(PROMPT): All of the data below must be repeated exactly.

- - - - - - -

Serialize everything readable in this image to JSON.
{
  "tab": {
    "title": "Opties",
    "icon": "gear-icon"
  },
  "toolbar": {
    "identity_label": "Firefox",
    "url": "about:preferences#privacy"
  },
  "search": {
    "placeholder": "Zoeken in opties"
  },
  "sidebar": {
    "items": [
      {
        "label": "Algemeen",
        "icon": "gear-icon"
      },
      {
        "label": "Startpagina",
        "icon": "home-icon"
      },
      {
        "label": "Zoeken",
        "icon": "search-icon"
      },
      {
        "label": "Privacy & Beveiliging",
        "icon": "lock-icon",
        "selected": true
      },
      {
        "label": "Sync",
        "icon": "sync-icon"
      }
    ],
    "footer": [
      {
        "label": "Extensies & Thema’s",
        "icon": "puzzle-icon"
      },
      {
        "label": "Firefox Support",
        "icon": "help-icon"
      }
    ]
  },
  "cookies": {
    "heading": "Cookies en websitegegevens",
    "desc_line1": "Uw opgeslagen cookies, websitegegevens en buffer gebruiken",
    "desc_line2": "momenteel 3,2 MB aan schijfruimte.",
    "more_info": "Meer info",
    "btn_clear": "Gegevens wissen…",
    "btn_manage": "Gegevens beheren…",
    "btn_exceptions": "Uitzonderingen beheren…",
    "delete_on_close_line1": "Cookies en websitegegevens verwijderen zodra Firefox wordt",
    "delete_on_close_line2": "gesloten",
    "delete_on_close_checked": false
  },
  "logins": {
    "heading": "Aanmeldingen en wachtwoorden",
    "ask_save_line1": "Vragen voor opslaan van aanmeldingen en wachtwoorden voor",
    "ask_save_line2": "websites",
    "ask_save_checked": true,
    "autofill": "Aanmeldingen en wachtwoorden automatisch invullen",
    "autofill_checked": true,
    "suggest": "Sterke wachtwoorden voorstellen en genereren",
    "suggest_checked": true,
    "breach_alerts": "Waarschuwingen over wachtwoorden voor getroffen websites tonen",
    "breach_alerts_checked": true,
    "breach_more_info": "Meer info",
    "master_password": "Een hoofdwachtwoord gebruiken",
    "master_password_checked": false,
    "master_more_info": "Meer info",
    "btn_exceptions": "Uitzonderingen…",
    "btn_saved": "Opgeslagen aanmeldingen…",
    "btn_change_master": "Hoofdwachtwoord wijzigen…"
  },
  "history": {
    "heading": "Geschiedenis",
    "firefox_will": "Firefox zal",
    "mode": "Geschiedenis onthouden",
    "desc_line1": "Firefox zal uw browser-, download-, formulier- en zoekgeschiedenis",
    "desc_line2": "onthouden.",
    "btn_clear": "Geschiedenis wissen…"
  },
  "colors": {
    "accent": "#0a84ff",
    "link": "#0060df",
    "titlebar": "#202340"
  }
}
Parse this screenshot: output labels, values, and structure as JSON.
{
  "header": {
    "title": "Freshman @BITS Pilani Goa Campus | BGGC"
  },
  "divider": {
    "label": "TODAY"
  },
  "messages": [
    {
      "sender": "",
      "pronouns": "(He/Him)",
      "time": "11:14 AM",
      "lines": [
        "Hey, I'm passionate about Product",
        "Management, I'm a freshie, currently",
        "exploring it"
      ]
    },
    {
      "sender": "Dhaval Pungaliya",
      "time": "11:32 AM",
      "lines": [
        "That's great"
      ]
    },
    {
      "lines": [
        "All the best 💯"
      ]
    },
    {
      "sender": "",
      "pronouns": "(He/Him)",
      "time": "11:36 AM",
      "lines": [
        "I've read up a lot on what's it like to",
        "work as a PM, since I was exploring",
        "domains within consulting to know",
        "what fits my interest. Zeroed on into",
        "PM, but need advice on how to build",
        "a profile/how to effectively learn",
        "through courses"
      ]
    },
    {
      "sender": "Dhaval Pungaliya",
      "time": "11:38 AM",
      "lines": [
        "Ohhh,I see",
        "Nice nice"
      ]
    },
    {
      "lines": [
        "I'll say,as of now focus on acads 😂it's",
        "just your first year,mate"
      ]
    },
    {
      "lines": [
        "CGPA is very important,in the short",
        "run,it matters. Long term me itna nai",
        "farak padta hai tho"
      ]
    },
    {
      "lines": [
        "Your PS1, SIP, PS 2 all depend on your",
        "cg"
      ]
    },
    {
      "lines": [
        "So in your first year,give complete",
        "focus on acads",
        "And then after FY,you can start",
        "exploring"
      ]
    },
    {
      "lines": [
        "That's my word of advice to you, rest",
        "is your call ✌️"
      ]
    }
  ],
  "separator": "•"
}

- - - - - - -

(THE COMPLETED TASK):
Serialize everything readable in this image to JSON.
{
  "tab": {
    "title": "Opties",
    "icon": "gear-icon"
  },
  "toolbar": {
    "identity_label": "Firefox",
    "url": "about:preferences#privacy"
  },
  "search": {
    "placeholder": "Zoeken in opties"
  },
  "sidebar": {
    "items": [
      {
        "label": "Algemeen",
        "icon": "gear-icon"
      },
      {
        "label": "Startpagina",
        "icon": "home-icon"
      },
      {
        "label": "Zoeken",
        "icon": "search-icon"
      },
      {
        "label": "Privacy & Beveiliging",
        "icon": "lock-icon",
        "selected": true
      },
      {
        "label": "Sync",
        "icon": "sync-icon"
      }
    ],
    "footer": [
      {
        "label": "Extensies & Thema’s",
        "icon": "puzzle-icon"
      },
      {
        "label": "Firefox Support",
        "icon": "help-icon"
      }
    ]
  },
  "cookies": {
    "heading": "Cookies en websitegegevens",
    "desc_line1": "Uw opgeslagen cookies, websitegegevens en buffer gebruiken",
    "desc_line2": "momenteel 3,2 MB aan schijfruimte.",
    "more_info": "Meer info",
    "btn_clear": "Gegevens wissen…",
    "btn_manage": "Gegevens beheren…",
    "btn_exceptions": "Uitzonderingen beheren…",
    "delete_on_close_line1": "Cookies en websitegegevens verwijderen zodra Firefox wordt",
    "delete_on_close_line2": "gesloten",
    "delete_on_close_checked": false
  },
  "logins": {
    "heading": "Aanmeldingen en wachtwoorden",
    "ask_save_line1": "Vragen voor opslaan van aanmeldingen en wachtwoorden voor",
    "ask_save_line2": "websites",
    "ask_save_checked": true,
    "autofill": "Aanmeldingen en wachtwoorden automatisch invullen",
    "autofill_checked": true,
    "suggest": "Sterke wachtwoorden voorstellen en genereren",
    "suggest_checked": true,
    "breach_alerts": "Waarschuwingen over wachtwoorden voor getroffen websites tonen",
    "breach_alerts_checked": true,
    "breach_more_info": "Meer info",
    "master_password": "Een hoofdwachtwoord gebruiken",
    "master_password_checked": false,
    "master_more_info": "Meer info",
    "btn_exceptions": "Uitzonderingen…",
    "btn_saved": "Opgeslagen aanmeldingen…",
    "btn_change_master": "Hoofdwachtwoord wijzigen…"
  },
  "history": {
    "heading": "Geschiedenis",
    "firefox_will": "Firefox zal",
    "mode": "Geschiedenis onthouden",
    "desc_line1": "Firefox zal uw browser-, download-, formulier- en zoekgeschiedenis",
    "desc_line2": "onthouden.",
    "btn_clear": "Geschiedenis wissen…"
  },
  "colors": {
    "accent": "#0a84ff",
    "link": "#0060df",
    "titlebar": "#202340"
  }
}
Parse this screenshot: output labels, values, and structure as JSON.
{
  "header": {
    "title": "Freshman @BITS Pilani Goa Campus | BGGC"
  },
  "divider": {
    "label": "TODAY"
  },
  "messages": [
    {
      "sender": "",
      "pronouns": "(He/Him)",
      "time": "11:14 AM",
      "lines": [
        "Hey, I'm passionate about Product",
        "Management, I'm a freshie, currently",
        "exploring it"
      ]
    },
    {
      "sender": "Dhaval Pungaliya",
      "time": "11:32 AM",
      "lines": [
        "That's great"
      ]
    },
    {
      "lines": [
        "All the best 💯"
      ]
    },
    {
      "sender": "",
      "pronouns": "(He/Him)",
      "time": "11:36 AM",
      "lines": [
        "I've read up a lot on what's it like to",
        "work as a PM, since I was exploring",
        "domains within consulting to know",
        "what fits my interest. Zeroed on into",
        "PM, but need advice on how to build",
        "a profile/how to effectively learn",
        "through courses"
      ]
    },
    {
      "sender": "Dhaval Pungaliya",
      "time": "11:38 AM",
      "lines": [
        "Ohhh,I see",
        "Nice nice"
      ]
    },
    {
      "lines": [
        "I'll say,as of now focus on acads 😂it's",
        "just your first year,mate"
      ]
    },
    {
      "lines": [
        "CGPA is very important,in the short",
        "run,it matters. Long term me itna nai",
        "farak padta hai tho"
      ]
    },
    {
      "lines": [
        "Your PS1, SIP, PS 2 all depend on your",
        "cg"
      ]
    },
    {
      "lines": [
        "So in your first year,give complete",
        "focus on acads",
        "And then after FY,you can start",
        "exploring"
      ]
    },
    {
      "lines": [
        "That's my word of advice to you, rest",
        "is your call ✌️"
      ]
    }
  ],
  "separator": "•"
}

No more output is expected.